## Description of the task
Comb the records below for the string "content" and copy each line where it turns up.

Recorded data
□ □ □ □

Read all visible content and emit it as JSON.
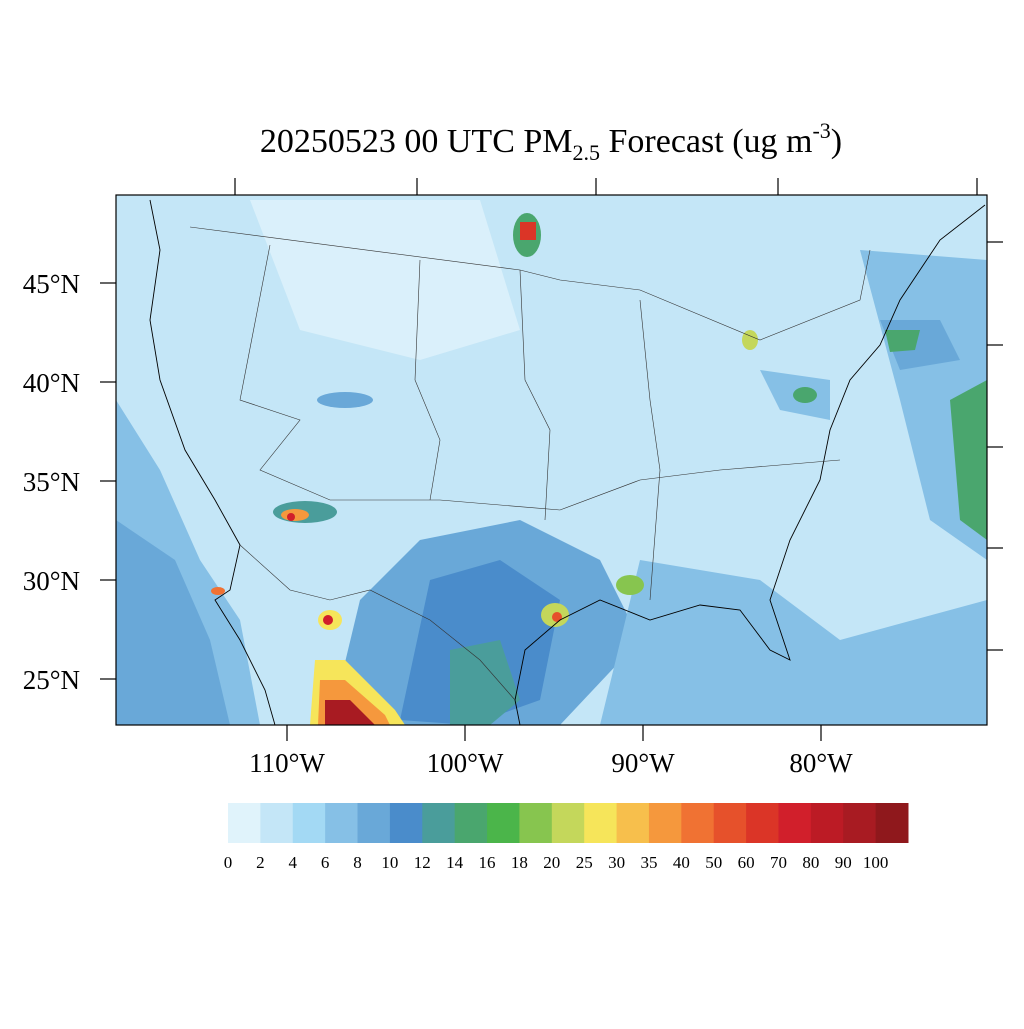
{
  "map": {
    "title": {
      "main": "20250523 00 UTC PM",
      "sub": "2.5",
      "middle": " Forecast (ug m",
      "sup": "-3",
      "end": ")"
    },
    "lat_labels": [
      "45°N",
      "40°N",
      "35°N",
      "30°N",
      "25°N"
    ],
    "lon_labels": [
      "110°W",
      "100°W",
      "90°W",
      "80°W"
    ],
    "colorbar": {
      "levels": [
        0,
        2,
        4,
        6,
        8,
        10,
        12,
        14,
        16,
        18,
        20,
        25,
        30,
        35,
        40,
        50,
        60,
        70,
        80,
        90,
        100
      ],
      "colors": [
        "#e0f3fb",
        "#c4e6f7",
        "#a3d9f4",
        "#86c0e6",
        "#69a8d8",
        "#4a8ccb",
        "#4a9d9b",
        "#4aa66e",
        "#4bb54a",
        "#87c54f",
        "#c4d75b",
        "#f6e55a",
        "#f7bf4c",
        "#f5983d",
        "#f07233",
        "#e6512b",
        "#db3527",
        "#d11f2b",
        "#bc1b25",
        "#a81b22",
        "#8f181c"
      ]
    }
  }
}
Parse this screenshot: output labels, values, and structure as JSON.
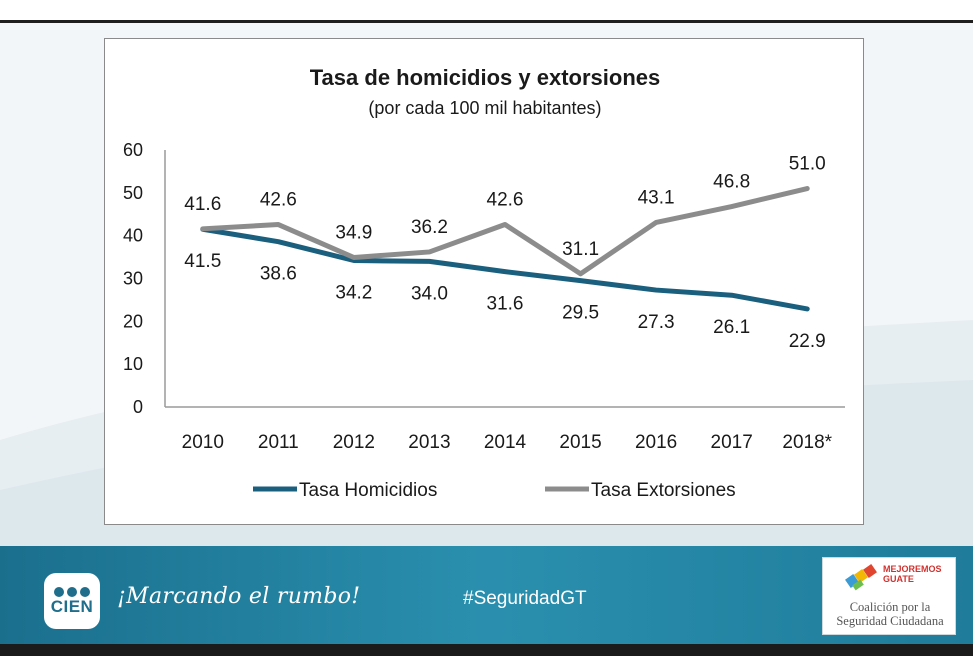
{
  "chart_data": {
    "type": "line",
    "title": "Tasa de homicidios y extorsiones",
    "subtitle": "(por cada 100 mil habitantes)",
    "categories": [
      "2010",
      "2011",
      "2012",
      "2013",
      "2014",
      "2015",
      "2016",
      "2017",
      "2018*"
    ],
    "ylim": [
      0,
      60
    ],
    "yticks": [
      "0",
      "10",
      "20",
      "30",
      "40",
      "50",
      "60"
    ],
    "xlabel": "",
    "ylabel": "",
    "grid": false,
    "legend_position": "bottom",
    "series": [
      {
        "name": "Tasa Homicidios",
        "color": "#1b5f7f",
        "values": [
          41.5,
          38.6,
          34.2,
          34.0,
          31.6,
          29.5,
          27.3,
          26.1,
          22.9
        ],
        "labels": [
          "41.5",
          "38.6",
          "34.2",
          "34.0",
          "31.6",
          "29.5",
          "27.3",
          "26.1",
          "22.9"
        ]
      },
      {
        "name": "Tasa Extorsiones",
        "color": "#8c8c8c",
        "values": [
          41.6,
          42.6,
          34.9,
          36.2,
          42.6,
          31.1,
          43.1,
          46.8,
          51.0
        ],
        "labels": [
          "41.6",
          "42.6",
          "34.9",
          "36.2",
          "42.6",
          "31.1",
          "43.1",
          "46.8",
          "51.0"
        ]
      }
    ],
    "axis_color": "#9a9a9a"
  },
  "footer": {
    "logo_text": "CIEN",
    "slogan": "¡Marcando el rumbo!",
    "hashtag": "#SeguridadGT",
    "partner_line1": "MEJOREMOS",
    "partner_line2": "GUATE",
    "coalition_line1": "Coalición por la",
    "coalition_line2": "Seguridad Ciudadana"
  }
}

□ □ □ □

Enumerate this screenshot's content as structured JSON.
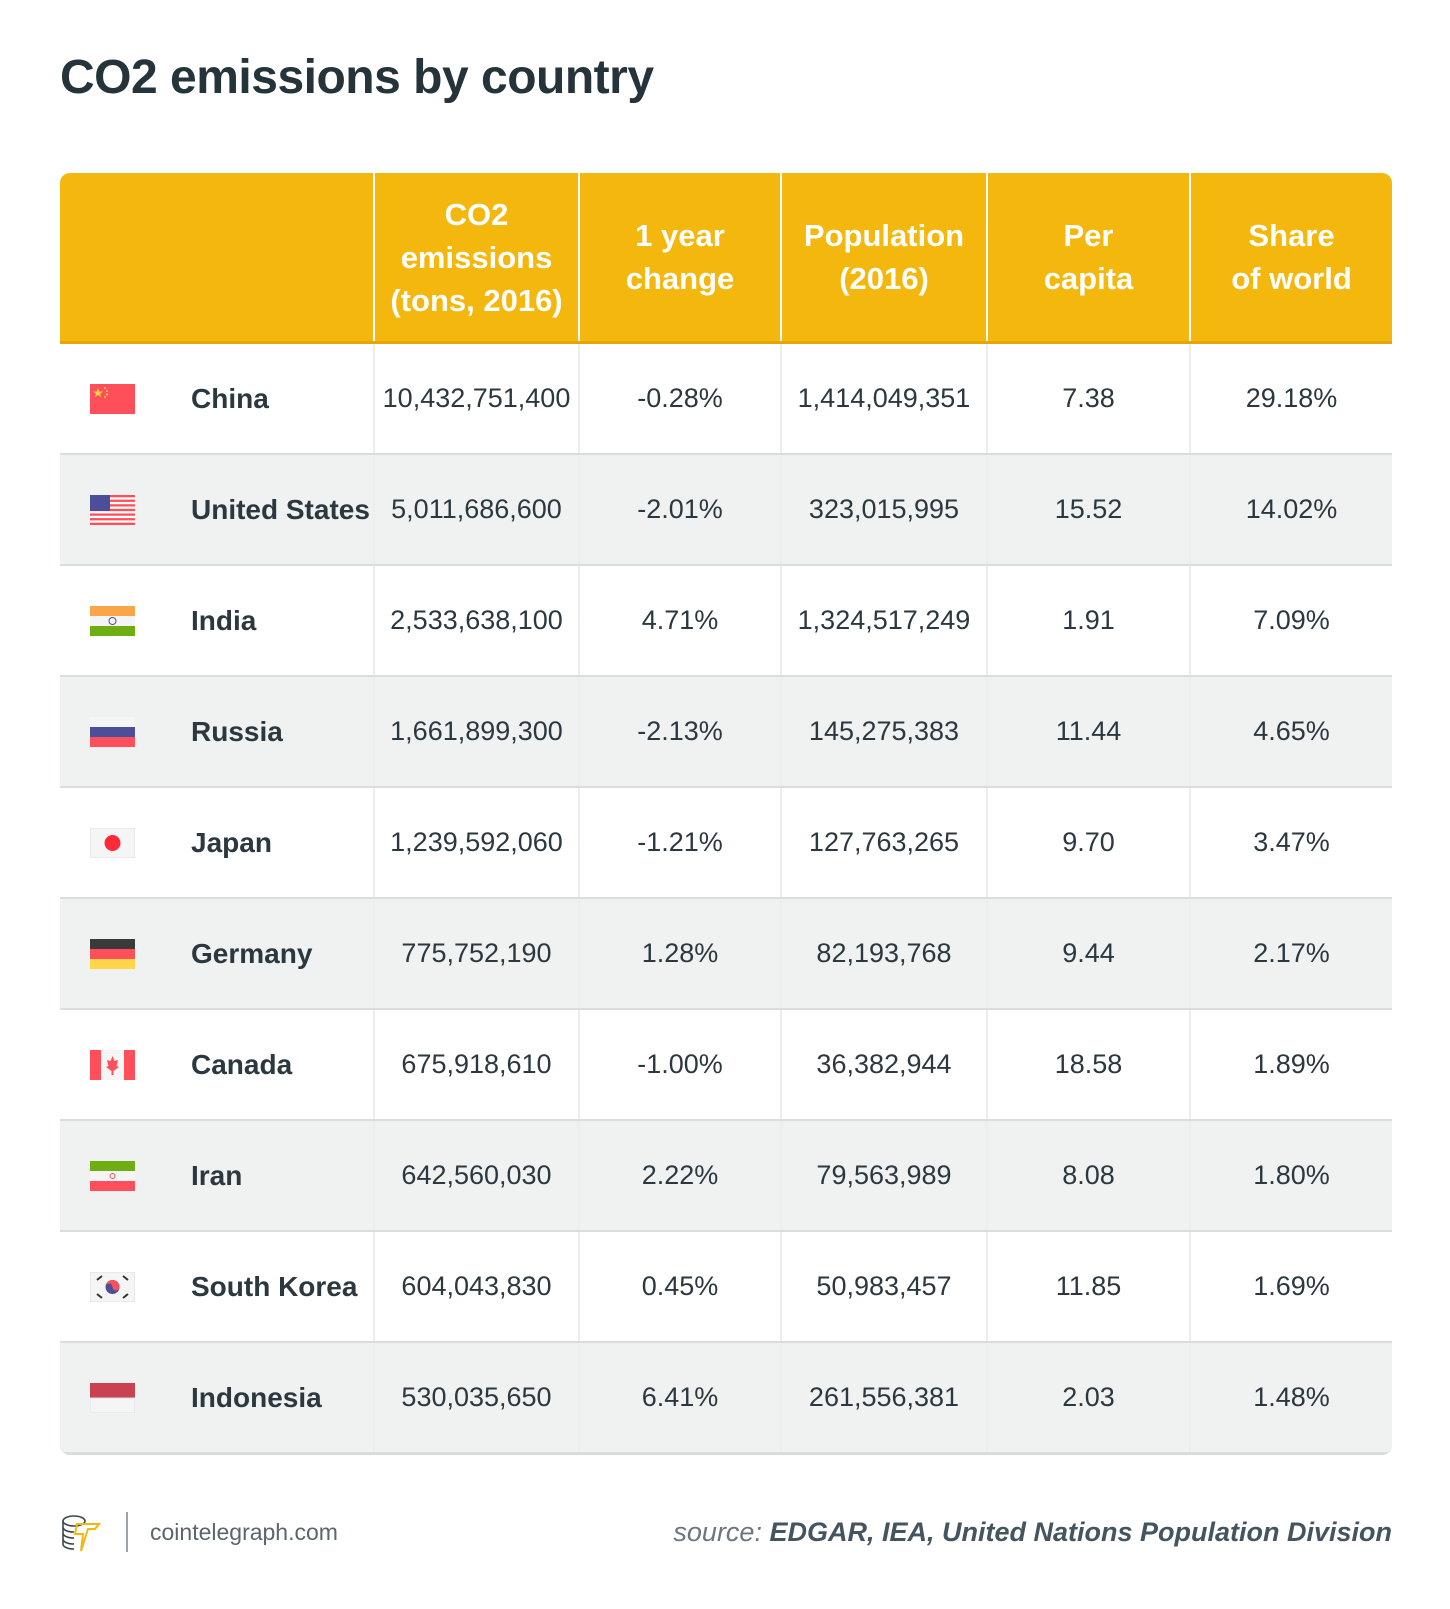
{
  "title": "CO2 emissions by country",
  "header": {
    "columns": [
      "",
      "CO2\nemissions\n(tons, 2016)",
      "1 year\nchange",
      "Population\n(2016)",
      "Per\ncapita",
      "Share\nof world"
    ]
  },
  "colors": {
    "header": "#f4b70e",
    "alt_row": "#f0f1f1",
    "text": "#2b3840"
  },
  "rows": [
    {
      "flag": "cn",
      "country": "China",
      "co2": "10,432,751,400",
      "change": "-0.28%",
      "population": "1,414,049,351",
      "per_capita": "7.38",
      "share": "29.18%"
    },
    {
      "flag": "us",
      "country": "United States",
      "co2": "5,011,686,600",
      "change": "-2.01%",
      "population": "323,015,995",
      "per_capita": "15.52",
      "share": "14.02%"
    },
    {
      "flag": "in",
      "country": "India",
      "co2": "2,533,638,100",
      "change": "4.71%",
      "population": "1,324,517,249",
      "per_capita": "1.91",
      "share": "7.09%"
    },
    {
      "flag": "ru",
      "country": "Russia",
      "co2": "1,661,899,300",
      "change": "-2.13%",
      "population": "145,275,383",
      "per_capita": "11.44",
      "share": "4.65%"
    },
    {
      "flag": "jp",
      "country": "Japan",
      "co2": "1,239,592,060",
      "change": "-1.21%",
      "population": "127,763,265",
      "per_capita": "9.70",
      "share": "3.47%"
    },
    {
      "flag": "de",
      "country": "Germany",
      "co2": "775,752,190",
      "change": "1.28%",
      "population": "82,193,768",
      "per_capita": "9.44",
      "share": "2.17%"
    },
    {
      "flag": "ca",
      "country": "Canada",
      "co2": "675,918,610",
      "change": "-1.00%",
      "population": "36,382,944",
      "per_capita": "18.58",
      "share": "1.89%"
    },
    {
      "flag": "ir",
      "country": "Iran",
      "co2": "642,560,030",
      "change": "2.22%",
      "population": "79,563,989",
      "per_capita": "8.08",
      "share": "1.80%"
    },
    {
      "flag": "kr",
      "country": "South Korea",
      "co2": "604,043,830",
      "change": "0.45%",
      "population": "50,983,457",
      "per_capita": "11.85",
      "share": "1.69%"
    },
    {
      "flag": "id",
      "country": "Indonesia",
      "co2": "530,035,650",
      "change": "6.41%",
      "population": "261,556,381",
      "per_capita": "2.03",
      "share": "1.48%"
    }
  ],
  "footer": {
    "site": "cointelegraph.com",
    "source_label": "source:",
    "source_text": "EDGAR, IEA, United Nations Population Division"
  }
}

□ □ □ □

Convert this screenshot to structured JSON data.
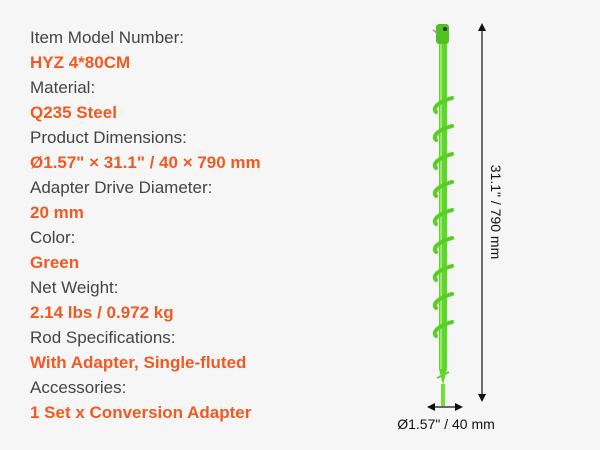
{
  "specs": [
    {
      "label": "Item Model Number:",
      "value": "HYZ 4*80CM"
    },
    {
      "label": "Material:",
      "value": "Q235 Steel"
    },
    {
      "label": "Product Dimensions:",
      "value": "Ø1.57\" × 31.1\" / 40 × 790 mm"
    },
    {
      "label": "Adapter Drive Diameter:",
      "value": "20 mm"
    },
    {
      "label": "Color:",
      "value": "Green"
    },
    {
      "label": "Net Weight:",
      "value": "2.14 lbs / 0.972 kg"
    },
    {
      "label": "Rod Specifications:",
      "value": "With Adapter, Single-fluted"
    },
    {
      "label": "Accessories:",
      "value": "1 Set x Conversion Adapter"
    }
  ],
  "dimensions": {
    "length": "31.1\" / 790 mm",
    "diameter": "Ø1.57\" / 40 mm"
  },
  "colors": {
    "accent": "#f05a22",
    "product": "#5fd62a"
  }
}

□ □ □ □

## Finished task
Read all visible content and emit it as JSON.
Enumerate this screenshot's content as structured JSON.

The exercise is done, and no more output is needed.